The American Indian Quarterly
Volume 35, Number 4, Fall 2011E-ISSN: 1534-1828 Print ISSN: 0095-182X
Decolonizing the Lens of Power: Indigenous Films in North America (review)
Brook Colley
You can find the the entire review here: http://muse.jhu.edu/journals/american_indian_quarterly/summary/v035/35.4.colley.html
An excerpt: Kerstin Knopf's book Decolonizing the Lens of Power: Indigenous Films in North America focuses on Native American and First Nations films and filmmakers as they create what she calls an "answering discourse" to the media-validated colonial discourse. Knopf samples a variety of Native American filmmaking genres, including documentary, short films, and full-length narrative films, providing a detailed synopsis and content analysis of several films. Since its genesis in the early 1900s, film has been an effective colonizing tool, impacting Indigenous peoples around the globe. Films varied from ethnographic documentaries depicting "exotic" and "vanishing" tribes to Hollywood narrative cinema depicting Natives as a savage race that must be exterminated or subdued to make room for Christian civilization. Like many forms of media, film has been used by those with power to generate propaganda, manufacture stereotypes, foster racism, and create in the popular imagination widely accepted justifications for genocide, land theft, and other forms of oppression. Both Canada and the United States have used state-sponsored films to legitimate their settler governments and land claims within their borders. As filmmaking became an accessible visual art form for Native American and First Nations peoples, it became a medium and tool used to express creativity, educate, and advocate for change.

=== What the task requires ===
In the review excerpt on Indigenous films, what does Kerstin Knopf call the discourse that Native American and First Nations filmmakers create in response to colonial discourse?

Data items
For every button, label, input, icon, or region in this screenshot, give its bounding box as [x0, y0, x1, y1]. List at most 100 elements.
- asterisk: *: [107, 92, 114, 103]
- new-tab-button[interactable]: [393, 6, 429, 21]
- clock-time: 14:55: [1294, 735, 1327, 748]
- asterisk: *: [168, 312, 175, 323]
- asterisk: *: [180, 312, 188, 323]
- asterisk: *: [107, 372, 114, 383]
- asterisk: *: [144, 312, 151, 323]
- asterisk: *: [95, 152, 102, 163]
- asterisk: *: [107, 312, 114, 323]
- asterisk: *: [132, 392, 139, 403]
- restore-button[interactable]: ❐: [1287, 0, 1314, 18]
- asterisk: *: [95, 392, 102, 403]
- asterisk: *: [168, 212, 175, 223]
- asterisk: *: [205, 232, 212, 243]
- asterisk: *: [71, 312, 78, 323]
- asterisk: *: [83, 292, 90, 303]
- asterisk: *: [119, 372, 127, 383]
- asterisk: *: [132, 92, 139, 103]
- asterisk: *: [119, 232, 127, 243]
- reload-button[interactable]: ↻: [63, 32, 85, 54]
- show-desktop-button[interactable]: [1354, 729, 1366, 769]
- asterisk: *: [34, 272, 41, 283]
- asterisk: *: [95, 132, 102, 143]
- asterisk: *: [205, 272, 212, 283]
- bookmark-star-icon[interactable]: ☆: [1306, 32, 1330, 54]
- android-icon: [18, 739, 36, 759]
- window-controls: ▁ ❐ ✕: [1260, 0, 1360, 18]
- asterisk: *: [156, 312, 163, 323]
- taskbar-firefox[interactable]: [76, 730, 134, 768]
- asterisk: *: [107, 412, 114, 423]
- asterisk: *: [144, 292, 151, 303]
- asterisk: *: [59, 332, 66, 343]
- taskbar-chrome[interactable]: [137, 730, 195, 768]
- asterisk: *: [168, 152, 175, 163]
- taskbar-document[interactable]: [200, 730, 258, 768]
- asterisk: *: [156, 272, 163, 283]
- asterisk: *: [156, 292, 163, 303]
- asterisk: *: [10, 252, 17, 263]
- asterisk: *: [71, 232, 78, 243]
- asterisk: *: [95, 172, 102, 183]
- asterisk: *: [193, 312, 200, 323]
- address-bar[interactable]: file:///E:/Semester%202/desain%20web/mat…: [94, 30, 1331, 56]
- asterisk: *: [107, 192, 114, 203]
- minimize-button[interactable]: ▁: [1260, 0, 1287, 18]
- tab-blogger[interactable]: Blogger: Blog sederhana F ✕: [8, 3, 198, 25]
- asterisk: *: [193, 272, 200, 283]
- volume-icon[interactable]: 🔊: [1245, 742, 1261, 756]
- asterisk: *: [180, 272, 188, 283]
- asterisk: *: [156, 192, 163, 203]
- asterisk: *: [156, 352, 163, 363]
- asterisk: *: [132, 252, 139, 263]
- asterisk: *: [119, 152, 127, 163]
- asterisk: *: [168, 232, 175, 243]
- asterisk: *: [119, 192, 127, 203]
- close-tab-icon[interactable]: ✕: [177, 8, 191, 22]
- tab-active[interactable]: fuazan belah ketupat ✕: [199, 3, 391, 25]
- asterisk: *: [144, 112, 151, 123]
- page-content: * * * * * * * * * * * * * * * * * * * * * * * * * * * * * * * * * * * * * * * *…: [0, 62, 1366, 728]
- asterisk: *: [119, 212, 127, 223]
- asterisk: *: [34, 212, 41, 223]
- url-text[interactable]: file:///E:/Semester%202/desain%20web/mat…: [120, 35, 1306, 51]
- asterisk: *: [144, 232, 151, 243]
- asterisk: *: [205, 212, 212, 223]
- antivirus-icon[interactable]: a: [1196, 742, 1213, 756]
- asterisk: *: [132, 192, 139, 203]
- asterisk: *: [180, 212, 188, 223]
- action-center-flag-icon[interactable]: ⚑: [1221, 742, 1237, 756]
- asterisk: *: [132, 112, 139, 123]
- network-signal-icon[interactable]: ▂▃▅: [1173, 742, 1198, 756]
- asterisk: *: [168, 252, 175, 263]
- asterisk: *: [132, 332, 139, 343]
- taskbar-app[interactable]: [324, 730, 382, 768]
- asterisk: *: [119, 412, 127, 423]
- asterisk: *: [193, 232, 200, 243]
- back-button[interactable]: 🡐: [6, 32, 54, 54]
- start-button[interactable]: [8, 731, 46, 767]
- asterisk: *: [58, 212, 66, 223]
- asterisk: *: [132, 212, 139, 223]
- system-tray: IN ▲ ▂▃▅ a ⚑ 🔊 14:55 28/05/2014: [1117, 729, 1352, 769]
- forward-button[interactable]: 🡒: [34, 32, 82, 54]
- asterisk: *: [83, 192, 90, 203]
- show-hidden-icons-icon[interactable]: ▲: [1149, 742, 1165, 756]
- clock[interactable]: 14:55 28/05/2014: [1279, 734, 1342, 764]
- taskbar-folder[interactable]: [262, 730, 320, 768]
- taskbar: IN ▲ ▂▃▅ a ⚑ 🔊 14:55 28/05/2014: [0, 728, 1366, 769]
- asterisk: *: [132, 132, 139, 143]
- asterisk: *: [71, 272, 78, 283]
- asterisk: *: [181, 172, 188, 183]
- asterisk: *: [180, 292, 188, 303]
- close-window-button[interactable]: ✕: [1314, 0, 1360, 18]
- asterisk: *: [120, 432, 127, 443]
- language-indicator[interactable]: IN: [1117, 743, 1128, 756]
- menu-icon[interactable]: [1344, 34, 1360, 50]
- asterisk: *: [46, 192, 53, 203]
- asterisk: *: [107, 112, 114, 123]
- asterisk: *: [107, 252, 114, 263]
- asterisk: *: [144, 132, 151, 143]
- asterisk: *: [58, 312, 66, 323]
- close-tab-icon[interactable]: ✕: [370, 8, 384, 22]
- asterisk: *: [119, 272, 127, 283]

=== Written response ===
An "answering discourse."